» CHALLENGE: Quote the full listing word for word.

» RECORDS FOR THIS TASK:
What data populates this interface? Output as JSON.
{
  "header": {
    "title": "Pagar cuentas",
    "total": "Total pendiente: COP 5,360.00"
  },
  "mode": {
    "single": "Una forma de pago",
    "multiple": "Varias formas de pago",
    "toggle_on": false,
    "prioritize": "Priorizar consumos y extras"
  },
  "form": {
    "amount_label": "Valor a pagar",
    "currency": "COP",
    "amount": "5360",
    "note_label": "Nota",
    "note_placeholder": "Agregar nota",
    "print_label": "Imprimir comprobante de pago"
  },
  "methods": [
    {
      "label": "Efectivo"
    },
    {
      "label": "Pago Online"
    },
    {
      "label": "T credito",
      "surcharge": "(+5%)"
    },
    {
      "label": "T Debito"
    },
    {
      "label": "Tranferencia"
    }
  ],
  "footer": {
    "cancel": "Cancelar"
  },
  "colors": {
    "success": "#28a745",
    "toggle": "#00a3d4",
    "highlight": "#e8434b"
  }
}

» EXERCISE ANSWER:
What data populates this interface? Output as JSON.
{
  "header": {
    "title": "Pagar cuentas",
    "total": "Total pendiente: COP 5,360.00"
  },
  "mode": {
    "single": "Una forma de pago",
    "multiple": "Varias formas de pago",
    "toggle_on": false,
    "prioritize": "Priorizar consumos y extras"
  },
  "form": {
    "amount_label": "Valor a pagar",
    "currency": "COP",
    "amount": "5360",
    "note_label": "Nota",
    "note_placeholder": "Agregar nota",
    "print_label": "Imprimir comprobante de pago"
  },
  "methods": [
    {
      "label": "Efectivo"
    },
    {
      "label": "Pago Online"
    },
    {
      "label": "T credito",
      "surcharge": "(+5%)"
    },
    {
      "label": "T Debito"
    },
    {
      "label": "Tranferencia"
    }
  ],
  "footer": {
    "cancel": "Cancelar"
  },
  "colors": {
    "success": "#28a745",
    "toggle": "#00a3d4",
    "highlight": "#e8434b"
  }
}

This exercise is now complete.